EXERCISE
Print the data that follows exactly.
··· RECORDS SUPPLIED ···
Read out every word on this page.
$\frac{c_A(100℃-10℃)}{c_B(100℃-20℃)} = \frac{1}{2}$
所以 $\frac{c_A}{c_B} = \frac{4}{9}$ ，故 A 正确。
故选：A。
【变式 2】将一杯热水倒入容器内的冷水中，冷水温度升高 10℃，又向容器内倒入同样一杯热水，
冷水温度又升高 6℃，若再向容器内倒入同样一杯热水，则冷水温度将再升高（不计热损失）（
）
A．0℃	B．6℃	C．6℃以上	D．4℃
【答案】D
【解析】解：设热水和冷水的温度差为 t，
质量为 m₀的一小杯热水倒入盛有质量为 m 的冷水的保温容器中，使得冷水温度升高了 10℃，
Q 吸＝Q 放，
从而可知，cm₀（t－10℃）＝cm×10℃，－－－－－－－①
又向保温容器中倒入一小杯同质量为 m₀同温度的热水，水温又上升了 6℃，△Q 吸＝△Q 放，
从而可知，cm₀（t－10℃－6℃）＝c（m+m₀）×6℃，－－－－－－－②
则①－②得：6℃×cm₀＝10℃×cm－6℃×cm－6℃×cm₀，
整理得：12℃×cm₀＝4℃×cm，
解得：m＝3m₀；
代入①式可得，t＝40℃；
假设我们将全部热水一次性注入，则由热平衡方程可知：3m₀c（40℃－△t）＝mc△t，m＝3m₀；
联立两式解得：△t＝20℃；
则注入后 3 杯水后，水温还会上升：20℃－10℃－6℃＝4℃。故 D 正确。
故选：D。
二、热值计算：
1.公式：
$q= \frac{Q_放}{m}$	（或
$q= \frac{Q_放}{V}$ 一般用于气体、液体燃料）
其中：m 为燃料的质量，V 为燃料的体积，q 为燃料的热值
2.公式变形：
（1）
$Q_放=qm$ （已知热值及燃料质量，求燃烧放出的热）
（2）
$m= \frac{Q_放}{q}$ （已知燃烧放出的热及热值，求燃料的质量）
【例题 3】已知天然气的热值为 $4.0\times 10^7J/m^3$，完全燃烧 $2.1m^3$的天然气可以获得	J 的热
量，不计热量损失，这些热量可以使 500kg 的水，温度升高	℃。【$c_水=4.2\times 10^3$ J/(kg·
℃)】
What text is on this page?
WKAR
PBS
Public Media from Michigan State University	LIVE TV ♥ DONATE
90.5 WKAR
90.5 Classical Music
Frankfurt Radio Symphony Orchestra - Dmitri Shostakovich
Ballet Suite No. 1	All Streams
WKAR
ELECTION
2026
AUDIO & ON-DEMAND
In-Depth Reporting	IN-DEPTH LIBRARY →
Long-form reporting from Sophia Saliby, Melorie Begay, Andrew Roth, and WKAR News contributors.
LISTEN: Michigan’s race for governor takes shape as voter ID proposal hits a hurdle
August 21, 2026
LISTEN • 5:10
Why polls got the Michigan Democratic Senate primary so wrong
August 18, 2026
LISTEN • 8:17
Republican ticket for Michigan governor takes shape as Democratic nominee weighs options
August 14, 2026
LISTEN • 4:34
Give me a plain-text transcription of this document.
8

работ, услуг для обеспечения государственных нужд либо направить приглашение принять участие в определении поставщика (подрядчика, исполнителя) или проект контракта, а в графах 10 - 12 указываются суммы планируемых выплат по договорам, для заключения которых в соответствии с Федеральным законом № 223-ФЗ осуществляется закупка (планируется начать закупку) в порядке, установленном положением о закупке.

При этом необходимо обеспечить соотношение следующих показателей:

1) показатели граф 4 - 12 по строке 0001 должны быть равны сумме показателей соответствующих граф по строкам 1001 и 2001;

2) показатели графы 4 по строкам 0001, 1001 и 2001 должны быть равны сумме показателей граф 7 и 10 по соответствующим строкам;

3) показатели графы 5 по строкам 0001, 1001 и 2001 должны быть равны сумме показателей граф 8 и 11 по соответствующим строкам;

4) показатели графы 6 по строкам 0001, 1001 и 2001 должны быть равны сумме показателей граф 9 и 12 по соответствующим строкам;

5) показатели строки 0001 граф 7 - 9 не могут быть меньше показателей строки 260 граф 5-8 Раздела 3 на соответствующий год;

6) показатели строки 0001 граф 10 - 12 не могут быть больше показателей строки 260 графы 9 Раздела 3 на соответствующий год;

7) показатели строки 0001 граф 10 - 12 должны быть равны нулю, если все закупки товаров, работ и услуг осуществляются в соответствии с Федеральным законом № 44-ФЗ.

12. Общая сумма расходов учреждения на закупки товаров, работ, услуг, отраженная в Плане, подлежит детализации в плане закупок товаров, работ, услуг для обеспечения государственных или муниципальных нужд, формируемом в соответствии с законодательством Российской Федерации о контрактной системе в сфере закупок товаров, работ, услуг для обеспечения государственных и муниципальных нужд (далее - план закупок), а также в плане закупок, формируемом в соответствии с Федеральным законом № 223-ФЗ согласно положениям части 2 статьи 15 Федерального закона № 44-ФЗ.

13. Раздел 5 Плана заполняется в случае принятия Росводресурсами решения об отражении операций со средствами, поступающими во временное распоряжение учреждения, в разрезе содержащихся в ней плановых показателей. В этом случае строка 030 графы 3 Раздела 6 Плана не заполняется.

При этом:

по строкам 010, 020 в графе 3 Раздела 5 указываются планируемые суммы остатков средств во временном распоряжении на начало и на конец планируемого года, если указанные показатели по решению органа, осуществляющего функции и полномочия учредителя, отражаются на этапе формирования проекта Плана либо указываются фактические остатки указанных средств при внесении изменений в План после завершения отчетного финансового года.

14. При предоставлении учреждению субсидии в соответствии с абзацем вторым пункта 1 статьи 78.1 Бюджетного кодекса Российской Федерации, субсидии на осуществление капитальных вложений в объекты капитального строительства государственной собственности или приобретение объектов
···
RESPONSE BELOW
Read out every word on this page.
$\frac{c_A(100℃-10℃)}{c_B(100℃-20℃)} = \frac{1}{2}$
所以 $\frac{c_A}{c_B} = \frac{4}{9}$ ，故 A 正确。
故选：A。
【变式 2】将一杯热水倒入容器内的冷水中，冷水温度升高 10℃，又向容器内倒入同样一杯热水，
冷水温度又升高 6℃，若再向容器内倒入同样一杯热水，则冷水温度将再升高（不计热损失）（
）
A．0℃	B．6℃	C．6℃以上	D．4℃
【答案】D
【解析】解：设热水和冷水的温度差为 t，
质量为 m₀的一小杯热水倒入盛有质量为 m 的冷水的保温容器中，使得冷水温度升高了 10℃，
Q 吸＝Q 放，
从而可知，cm₀（t－10℃）＝cm×10℃，－－－－－－－①
又向保温容器中倒入一小杯同质量为 m₀同温度的热水，水温又上升了 6℃，△Q 吸＝△Q 放，
从而可知，cm₀（t－10℃－6℃）＝c（m+m₀）×6℃，－－－－－－－②
则①－②得：6℃×cm₀＝10℃×cm－6℃×cm－6℃×cm₀，
整理得：12℃×cm₀＝4℃×cm，
解得：m＝3m₀；
代入①式可得，t＝40℃；
假设我们将全部热水一次性注入，则由热平衡方程可知：3m₀c（40℃－△t）＝mc△t，m＝3m₀；
联立两式解得：△t＝20℃；
则注入后 3 杯水后，水温还会上升：20℃－10℃－6℃＝4℃。故 D 正确。
故选：D。
二、热值计算：
1.公式：
$q= \frac{Q_放}{m}$	（或
$q= \frac{Q_放}{V}$ 一般用于气体、液体燃料）
其中：m 为燃料的质量，V 为燃料的体积，q 为燃料的热值
2.公式变形：
（1）
$Q_放=qm$ （已知热值及燃料质量，求燃烧放出的热）
（2）
$m= \frac{Q_放}{q}$ （已知燃烧放出的热及热值，求燃料的质量）
【例题 3】已知天然气的热值为 $4.0\times 10^7J/m^3$，完全燃烧 $2.1m^3$的天然气可以获得	J 的热
量，不计热量损失，这些热量可以使 500kg 的水，温度升高	℃。【$c_水=4.2\times 10^3$ J/(kg·
℃)】
What text is on this page?
WKAR
PBS
Public Media from Michigan State University	LIVE TV ♥ DONATE
90.5 WKAR
90.5 Classical Music
Frankfurt Radio Symphony Orchestra - Dmitri Shostakovich
Ballet Suite No. 1	All Streams
WKAR
ELECTION
2026
AUDIO & ON-DEMAND
In-Depth Reporting	IN-DEPTH LIBRARY →
Long-form reporting from Sophia Saliby, Melorie Begay, Andrew Roth, and WKAR News contributors.
LISTEN: Michigan’s race for governor takes shape as voter ID proposal hits a hurdle
August 21, 2026
LISTEN • 5:10
Why polls got the Michigan Democratic Senate primary so wrong
August 18, 2026
LISTEN • 8:17
Republican ticket for Michigan governor takes shape as Democratic nominee weighs options
August 14, 2026
LISTEN • 4:34
Give me a plain-text transcription of this document.
8

работ, услуг для обеспечения государственных нужд либо направить приглашение принять участие в определении поставщика (подрядчика, исполнителя) или проект контракта, а в графах 10 - 12 указываются суммы планируемых выплат по договорам, для заключения которых в соответствии с Федеральным законом № 223-ФЗ осуществляется закупка (планируется начать закупку) в порядке, установленном положением о закупке.

При этом необходимо обеспечить соотношение следующих показателей:

1) показатели граф 4 - 12 по строке 0001 должны быть равны сумме показателей соответствующих граф по строкам 1001 и 2001;

2) показатели графы 4 по строкам 0001, 1001 и 2001 должны быть равны сумме показателей граф 7 и 10 по соответствующим строкам;

3) показатели графы 5 по строкам 0001, 1001 и 2001 должны быть равны сумме показателей граф 8 и 11 по соответствующим строкам;

4) показатели графы 6 по строкам 0001, 1001 и 2001 должны быть равны сумме показателей граф 9 и 12 по соответствующим строкам;

5) показатели строки 0001 граф 7 - 9 не могут быть меньше показателей строки 260 граф 5-8 Раздела 3 на соответствующий год;

6) показатели строки 0001 граф 10 - 12 не могут быть больше показателей строки 260 графы 9 Раздела 3 на соответствующий год;

7) показатели строки 0001 граф 10 - 12 должны быть равны нулю, если все закупки товаров, работ и услуг осуществляются в соответствии с Федеральным законом № 44-ФЗ.

12. Общая сумма расходов учреждения на закупки товаров, работ, услуг, отраженная в Плане, подлежит детализации в плане закупок товаров, работ, услуг для обеспечения государственных или муниципальных нужд, формируемом в соответствии с законодательством Российской Федерации о контрактной системе в сфере закупок товаров, работ, услуг для обеспечения государственных и муниципальных нужд (далее - план закупок), а также в плане закупок, формируемом в соответствии с Федеральным законом № 223-ФЗ согласно положениям части 2 статьи 15 Федерального закона № 44-ФЗ.

13. Раздел 5 Плана заполняется в случае принятия Росводресурсами решения об отражении операций со средствами, поступающими во временное распоряжение учреждения, в разрезе содержащихся в ней плановых показателей. В этом случае строка 030 графы 3 Раздела 6 Плана не заполняется.

При этом:

по строкам 010, 020 в графе 3 Раздела 5 указываются планируемые суммы остатков средств во временном распоряжении на начало и на конец планируемого года, если указанные показатели по решению органа, осуществляющего функции и полномочия учредителя, отражаются на этапе формирования проекта Плана либо указываются фактические остатки указанных средств при внесении изменений в План после завершения отчетного финансового года.

14. При предоставлении учреждению субсидии в соответствии с абзацем вторым пункта 1 статьи 78.1 Бюджетного кодекса Российской Федерации, субсидии на осуществление капитальных вложений в объекты капитального строительства государственной собственности или приобретение объектов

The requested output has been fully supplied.